§ Short exercise:
Scan the entries and tally the lines that include the string "novembre". Reply with the figure alone.

§ Material provided:
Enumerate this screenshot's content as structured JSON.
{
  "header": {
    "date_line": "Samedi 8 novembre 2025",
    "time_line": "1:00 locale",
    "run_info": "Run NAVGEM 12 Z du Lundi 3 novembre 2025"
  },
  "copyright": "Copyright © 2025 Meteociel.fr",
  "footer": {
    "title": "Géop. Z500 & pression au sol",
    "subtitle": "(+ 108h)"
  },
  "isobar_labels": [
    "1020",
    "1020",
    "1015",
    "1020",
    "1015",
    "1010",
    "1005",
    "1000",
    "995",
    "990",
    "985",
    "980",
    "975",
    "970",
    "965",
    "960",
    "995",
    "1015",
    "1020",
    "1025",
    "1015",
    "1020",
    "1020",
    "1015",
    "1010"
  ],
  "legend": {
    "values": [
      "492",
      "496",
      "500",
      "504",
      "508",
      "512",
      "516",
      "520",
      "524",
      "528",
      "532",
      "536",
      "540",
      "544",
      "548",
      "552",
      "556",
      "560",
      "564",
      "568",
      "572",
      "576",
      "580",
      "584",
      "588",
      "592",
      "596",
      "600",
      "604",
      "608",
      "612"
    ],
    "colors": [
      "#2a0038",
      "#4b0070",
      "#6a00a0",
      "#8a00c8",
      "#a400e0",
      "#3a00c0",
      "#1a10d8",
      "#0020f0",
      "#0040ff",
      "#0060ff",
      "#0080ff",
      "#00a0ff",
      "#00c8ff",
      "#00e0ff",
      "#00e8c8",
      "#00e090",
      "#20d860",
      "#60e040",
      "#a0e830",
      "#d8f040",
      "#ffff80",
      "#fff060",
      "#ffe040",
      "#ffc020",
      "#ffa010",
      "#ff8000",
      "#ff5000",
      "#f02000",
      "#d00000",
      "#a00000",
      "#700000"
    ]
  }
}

§ Solution to the exercise:
2